- [What the exercise asks]:
Reproduce the listing below exactly, minus its pictures.

[Raw records]
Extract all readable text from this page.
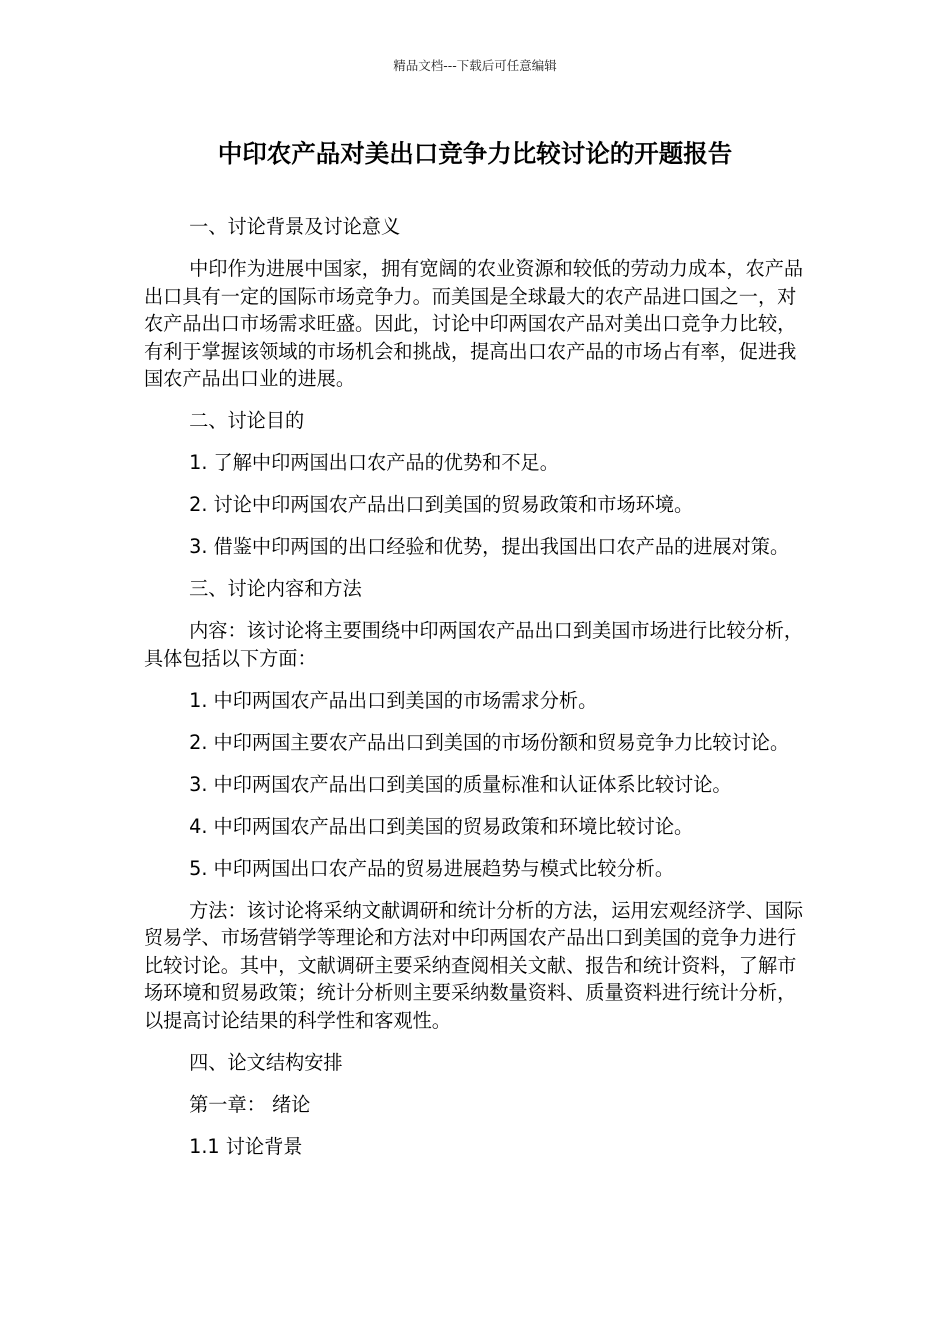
精品文档---下载后可任意编辑
中印农产品对美出口竞争力比较讨论的开题报告

一、讨论背景及讨论意义

中印作为进展中国家，拥有宽阔的农业资源和较低的劳动力成本，农产品出口具有一定的国际市场竞争力。而美国是全球最大的农产品进口国之一，对农产品出口市场需求旺盛。因此，讨论中印两国农产品对美出口竞争力比较，有利于掌握该领域的市场机会和挑战，提高出口农产品的市场占有率，促进我国农产品出口业的进展。

二、讨论目的

1. 了解中印两国出口农产品的优势和不足。

2. 讨论中印两国农产品出口到美国的贸易政策和市场环境。

3. 借鉴中印两国的出口经验和优势，提出我国出口农产品的进展对策。

三、讨论内容和方法

内容：该讨论将主要围绕中印两国农产品出口到美国市场进行比较分析，具体包括以下方面：

1. 中印两国农产品出口到美国的市场需求分析。

2. 中印两国主要农产品出口到美国的市场份额和贸易竞争力比较讨论。

3. 中印两国农产品出口到美国的质量标准和认证体系比较讨论。

4. 中印两国农产品出口到美国的贸易政策和环境比较讨论。

5. 中印两国出口农产品的贸易进展趋势与模式比较分析。

方法：该讨论将采纳文献调研和统计分析的方法，运用宏观经济学、国际贸易学、市场营销学等理论和方法对中印两国农产品出口到美国的竞争力进行比较讨论。其中，文献调研主要采纳查阅相关文献、报告和统计资料，了解市场环境和贸易政策；统计分析则主要采纳数量资料、质量资料进行统计分析，以提高讨论结果的科学性和客观性。

四、论文结构安排

第一章： 绪论

1.1 讨论背景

- [Task output]:
Extract all readable text from this page.
精品文档---下载后可任意编辑
中印农产品对美出口竞争力比较讨论的开题报告

一、讨论背景及讨论意义

中印作为进展中国家，拥有宽阔的农业资源和较低的劳动力成本，农产品出口具有一定的国际市场竞争力。而美国是全球最大的农产品进口国之一，对农产品出口市场需求旺盛。因此，讨论中印两国农产品对美出口竞争力比较，有利于掌握该领域的市场机会和挑战，提高出口农产品的市场占有率，促进我国农产品出口业的进展。

二、讨论目的

1. 了解中印两国出口农产品的优势和不足。

2. 讨论中印两国农产品出口到美国的贸易政策和市场环境。

3. 借鉴中印两国的出口经验和优势，提出我国出口农产品的进展对策。

三、讨论内容和方法

内容：该讨论将主要围绕中印两国农产品出口到美国市场进行比较分析，具体包括以下方面：

1. 中印两国农产品出口到美国的市场需求分析。

2. 中印两国主要农产品出口到美国的市场份额和贸易竞争力比较讨论。

3. 中印两国农产品出口到美国的质量标准和认证体系比较讨论。

4. 中印两国农产品出口到美国的贸易政策和环境比较讨论。

5. 中印两国出口农产品的贸易进展趋势与模式比较分析。

方法：该讨论将采纳文献调研和统计分析的方法，运用宏观经济学、国际贸易学、市场营销学等理论和方法对中印两国农产品出口到美国的竞争力进行比较讨论。其中，文献调研主要采纳查阅相关文献、报告和统计资料，了解市场环境和贸易政策；统计分析则主要采纳数量资料、质量资料进行统计分析，以提高讨论结果的科学性和客观性。

四、论文结构安排

第一章： 绪论

1.1 讨论背景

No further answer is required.